THE EXERCISE: Select lines where the word "content" appears.

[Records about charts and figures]
-- START --
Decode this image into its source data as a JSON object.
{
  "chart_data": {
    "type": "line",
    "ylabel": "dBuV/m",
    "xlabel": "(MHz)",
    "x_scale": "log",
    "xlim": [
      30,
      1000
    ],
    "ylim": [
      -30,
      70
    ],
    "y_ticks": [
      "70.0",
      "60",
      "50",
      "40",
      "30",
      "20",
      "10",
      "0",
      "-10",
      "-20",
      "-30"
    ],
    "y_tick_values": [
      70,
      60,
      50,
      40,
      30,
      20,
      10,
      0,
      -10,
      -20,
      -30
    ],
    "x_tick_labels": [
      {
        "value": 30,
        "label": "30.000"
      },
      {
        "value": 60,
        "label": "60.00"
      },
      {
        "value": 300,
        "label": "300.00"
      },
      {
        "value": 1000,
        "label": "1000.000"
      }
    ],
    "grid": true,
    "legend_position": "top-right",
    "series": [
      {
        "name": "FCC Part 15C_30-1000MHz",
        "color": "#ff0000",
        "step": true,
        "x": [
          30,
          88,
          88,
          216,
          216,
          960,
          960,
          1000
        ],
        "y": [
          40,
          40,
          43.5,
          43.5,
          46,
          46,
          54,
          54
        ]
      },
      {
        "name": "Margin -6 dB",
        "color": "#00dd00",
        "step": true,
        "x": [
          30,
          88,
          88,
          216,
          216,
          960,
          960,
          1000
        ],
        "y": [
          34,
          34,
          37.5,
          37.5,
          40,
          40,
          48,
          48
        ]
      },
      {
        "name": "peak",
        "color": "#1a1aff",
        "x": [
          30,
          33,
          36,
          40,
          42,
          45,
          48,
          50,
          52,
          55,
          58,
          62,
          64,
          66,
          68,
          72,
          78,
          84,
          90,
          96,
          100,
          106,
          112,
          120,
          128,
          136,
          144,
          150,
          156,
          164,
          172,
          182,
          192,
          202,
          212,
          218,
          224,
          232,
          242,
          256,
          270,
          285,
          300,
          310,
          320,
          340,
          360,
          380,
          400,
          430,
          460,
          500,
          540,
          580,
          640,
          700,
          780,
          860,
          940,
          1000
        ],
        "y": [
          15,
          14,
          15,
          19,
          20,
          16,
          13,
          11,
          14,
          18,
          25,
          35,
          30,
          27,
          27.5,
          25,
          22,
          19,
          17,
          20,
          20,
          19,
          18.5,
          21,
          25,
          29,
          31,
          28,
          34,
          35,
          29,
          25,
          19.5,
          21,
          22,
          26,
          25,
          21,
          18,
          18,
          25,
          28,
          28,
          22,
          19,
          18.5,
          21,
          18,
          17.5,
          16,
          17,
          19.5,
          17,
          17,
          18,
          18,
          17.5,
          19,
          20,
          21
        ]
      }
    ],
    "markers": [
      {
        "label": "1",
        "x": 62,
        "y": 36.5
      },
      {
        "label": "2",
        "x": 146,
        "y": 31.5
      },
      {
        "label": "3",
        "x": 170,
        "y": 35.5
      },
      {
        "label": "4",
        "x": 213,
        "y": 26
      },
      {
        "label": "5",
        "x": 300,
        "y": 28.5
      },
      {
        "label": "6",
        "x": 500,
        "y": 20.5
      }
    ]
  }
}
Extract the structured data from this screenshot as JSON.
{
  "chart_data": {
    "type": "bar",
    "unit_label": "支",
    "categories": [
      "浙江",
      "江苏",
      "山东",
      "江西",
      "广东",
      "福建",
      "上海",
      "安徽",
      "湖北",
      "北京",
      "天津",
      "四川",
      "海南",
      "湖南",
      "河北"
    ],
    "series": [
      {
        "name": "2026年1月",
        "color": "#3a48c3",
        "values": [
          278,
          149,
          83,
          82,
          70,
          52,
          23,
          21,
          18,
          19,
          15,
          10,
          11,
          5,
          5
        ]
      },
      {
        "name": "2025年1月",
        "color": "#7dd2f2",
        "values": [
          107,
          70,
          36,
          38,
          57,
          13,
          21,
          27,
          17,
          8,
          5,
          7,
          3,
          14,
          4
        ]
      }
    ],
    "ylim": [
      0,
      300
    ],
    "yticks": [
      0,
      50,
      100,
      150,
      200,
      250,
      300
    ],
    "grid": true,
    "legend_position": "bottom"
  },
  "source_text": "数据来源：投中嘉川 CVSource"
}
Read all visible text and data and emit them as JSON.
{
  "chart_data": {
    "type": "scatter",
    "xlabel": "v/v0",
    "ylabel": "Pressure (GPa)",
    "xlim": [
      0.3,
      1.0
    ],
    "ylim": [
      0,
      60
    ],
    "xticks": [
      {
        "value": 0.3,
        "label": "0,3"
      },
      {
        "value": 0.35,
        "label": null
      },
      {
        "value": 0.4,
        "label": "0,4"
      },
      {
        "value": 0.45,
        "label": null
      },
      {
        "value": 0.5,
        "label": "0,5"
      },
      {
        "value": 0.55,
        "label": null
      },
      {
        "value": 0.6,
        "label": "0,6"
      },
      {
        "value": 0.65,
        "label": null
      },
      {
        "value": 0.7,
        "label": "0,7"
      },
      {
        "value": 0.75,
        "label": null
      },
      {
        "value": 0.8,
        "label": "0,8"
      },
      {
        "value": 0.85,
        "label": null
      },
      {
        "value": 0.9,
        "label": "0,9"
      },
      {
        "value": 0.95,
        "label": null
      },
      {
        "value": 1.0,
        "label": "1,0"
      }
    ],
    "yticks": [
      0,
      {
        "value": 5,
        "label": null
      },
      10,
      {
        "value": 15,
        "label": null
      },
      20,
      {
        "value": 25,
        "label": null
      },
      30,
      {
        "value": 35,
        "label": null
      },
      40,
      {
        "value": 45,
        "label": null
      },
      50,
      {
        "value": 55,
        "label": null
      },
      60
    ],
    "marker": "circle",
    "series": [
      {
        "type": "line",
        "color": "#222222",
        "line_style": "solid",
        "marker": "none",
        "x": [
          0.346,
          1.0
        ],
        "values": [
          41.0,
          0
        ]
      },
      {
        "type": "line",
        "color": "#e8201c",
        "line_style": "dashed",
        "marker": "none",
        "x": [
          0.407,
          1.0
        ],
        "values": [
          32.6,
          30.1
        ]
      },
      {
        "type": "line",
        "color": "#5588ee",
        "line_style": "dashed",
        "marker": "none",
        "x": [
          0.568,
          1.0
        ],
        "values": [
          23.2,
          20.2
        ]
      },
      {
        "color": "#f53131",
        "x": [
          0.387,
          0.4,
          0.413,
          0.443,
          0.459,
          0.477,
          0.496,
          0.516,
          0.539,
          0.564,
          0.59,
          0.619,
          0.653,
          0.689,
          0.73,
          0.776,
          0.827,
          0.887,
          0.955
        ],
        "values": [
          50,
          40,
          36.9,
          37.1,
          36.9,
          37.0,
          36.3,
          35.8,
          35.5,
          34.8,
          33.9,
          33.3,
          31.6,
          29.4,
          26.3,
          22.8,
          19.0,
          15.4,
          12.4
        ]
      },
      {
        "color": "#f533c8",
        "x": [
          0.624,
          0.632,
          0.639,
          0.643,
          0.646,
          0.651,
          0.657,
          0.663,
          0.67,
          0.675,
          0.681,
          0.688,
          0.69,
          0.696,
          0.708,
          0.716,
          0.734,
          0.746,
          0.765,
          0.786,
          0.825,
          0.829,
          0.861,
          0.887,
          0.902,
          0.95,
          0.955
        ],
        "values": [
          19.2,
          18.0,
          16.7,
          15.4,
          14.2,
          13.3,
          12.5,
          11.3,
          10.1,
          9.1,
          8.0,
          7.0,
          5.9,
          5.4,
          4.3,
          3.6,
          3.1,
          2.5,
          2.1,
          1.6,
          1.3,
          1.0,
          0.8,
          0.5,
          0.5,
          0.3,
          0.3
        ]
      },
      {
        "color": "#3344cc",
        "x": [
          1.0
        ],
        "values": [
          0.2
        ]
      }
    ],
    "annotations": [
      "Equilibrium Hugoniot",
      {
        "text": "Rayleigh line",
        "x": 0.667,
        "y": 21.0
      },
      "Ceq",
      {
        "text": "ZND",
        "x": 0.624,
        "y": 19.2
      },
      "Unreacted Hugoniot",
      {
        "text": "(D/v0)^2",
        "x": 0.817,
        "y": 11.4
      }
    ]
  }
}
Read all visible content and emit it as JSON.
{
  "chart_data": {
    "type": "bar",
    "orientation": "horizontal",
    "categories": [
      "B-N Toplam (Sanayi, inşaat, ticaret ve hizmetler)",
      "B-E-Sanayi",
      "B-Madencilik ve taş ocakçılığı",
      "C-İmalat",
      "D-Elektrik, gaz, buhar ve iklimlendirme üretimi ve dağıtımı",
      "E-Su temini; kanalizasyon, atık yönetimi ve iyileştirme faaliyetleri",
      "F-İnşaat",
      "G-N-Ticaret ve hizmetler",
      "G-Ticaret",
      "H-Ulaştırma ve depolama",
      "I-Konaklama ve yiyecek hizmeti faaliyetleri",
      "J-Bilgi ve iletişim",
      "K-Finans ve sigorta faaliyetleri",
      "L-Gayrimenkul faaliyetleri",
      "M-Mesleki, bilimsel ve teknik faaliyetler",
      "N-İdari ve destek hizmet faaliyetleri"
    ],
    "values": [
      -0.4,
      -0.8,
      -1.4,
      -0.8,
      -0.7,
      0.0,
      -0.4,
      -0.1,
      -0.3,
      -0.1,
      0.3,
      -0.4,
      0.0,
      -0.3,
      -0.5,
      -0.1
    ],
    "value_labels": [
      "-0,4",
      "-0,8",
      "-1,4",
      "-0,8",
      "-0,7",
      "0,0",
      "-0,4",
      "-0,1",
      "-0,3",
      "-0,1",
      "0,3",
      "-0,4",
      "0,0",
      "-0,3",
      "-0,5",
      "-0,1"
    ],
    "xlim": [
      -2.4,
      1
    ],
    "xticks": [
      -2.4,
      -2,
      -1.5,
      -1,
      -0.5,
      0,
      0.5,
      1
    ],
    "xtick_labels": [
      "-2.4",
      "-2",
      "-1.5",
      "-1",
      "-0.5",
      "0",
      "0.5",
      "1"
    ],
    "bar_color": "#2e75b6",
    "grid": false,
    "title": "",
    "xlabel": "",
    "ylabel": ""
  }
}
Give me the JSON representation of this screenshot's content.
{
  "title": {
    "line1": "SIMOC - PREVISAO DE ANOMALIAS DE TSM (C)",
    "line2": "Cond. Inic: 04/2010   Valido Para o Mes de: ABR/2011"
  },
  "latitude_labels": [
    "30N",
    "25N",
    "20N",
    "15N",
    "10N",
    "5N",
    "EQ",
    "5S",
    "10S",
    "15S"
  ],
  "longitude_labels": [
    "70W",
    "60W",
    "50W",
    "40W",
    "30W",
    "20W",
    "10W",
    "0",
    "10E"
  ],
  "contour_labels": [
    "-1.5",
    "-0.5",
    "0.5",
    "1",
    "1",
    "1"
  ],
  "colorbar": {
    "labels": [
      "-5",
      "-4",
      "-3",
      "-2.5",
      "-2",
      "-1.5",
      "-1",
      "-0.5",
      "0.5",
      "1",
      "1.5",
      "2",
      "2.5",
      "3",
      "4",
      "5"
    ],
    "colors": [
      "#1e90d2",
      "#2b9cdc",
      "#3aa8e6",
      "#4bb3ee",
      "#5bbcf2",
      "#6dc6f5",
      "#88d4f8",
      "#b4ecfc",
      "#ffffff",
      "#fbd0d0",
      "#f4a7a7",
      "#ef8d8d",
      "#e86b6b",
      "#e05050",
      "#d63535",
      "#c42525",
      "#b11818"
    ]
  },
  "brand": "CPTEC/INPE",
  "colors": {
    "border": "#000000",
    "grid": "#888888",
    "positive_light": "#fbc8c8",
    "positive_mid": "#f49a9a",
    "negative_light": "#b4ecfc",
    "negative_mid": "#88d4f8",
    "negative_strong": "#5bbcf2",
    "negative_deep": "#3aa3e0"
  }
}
-- END --
THE ANSWER:
Read all visible content and emit it as JSON.
Give me the JSON representation of this screenshot's content.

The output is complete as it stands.